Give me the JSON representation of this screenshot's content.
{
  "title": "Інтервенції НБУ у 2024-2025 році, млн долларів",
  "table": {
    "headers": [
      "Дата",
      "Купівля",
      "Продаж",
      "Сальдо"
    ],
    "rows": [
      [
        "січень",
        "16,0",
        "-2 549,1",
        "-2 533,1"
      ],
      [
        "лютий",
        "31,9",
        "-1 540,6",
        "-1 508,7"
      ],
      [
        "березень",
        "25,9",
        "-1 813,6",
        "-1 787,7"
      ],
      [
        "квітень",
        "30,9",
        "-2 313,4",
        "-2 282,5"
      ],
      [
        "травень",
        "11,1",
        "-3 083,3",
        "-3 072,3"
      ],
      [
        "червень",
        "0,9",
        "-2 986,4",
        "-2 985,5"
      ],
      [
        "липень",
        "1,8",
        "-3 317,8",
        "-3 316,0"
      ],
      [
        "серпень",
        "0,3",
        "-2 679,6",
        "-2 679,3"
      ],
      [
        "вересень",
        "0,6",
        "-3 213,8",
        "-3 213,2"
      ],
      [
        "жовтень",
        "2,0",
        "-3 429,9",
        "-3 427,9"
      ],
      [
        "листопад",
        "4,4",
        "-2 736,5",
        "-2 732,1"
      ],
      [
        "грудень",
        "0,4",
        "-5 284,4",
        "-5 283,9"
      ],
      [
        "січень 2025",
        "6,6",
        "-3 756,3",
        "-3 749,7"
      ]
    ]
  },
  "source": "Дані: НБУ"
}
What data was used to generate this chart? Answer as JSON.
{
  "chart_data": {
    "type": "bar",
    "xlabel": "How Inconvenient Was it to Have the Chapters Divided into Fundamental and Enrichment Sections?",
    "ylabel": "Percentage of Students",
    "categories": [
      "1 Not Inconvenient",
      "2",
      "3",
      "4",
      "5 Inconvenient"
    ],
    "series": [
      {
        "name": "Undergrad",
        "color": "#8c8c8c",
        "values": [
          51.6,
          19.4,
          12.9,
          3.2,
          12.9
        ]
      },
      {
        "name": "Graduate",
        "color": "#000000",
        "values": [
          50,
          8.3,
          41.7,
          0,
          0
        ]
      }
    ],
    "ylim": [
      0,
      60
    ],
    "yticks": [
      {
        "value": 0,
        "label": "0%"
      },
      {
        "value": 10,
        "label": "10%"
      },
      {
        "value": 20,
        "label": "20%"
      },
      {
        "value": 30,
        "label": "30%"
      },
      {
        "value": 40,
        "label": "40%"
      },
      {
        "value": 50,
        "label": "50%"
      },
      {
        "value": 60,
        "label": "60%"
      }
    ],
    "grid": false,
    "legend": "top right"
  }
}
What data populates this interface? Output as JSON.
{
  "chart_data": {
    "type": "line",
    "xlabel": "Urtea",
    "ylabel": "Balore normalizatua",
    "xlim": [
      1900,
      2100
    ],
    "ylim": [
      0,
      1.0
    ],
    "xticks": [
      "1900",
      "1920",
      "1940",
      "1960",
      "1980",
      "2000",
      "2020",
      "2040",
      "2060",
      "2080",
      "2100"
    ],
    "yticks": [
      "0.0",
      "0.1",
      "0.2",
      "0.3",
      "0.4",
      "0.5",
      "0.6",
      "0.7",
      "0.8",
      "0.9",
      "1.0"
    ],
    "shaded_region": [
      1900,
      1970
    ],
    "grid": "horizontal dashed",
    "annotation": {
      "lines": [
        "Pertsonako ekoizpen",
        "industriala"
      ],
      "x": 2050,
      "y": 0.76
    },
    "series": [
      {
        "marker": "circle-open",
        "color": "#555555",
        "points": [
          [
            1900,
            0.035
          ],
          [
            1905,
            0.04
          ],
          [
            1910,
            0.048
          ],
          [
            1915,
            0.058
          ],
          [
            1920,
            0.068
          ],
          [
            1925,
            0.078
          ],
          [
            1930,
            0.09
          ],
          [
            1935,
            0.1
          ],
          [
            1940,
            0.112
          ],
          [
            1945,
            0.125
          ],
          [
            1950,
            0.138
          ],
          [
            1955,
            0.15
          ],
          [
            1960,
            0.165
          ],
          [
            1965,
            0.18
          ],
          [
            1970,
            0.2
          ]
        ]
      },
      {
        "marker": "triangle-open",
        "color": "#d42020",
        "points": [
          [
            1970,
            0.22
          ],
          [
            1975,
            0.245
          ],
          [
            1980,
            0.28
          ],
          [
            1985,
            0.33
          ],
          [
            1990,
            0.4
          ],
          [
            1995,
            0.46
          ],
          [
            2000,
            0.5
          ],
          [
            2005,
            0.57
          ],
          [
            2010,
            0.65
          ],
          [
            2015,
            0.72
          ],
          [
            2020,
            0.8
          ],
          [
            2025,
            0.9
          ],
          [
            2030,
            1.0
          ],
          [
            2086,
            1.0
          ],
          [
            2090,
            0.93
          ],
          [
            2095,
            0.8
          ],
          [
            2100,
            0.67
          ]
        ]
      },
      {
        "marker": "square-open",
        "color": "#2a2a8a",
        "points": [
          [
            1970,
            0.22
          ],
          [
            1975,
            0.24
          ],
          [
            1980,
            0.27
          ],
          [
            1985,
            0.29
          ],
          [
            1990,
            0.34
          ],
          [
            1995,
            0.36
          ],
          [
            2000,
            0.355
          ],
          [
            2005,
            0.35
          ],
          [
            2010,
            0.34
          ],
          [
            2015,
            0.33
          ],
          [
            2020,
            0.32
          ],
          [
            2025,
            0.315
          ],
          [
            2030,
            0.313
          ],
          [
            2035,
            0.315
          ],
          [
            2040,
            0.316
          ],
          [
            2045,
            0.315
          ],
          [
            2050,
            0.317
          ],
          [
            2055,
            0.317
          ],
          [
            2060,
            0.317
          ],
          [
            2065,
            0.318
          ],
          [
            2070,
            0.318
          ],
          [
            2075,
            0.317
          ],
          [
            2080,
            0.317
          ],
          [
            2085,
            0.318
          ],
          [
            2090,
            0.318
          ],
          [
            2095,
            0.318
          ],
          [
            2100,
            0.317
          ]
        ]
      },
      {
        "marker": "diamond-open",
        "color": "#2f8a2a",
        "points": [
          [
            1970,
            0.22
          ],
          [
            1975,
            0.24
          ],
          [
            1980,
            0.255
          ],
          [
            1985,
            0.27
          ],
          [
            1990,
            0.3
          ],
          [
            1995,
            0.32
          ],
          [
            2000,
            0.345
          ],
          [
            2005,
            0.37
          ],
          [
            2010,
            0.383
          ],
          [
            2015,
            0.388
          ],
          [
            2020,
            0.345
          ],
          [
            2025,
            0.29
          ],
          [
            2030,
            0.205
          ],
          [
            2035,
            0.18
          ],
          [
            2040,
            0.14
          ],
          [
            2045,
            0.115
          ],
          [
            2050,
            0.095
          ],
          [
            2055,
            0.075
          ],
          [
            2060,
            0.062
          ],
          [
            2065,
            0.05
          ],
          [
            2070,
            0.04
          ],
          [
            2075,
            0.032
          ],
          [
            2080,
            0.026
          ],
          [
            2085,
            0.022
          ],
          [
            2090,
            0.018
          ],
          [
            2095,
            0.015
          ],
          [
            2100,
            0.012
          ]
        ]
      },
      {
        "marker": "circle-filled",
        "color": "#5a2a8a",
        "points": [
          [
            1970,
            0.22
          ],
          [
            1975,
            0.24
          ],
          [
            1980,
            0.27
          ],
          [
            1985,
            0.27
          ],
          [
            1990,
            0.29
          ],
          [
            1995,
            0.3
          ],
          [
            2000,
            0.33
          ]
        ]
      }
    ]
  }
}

____

Copy all lines from the material that hold "open".

SOLUTION:
        "marker": "circle-open",
        "marker": "triangle-open",
        "marker": "square-open",
        "marker": "diamond-open",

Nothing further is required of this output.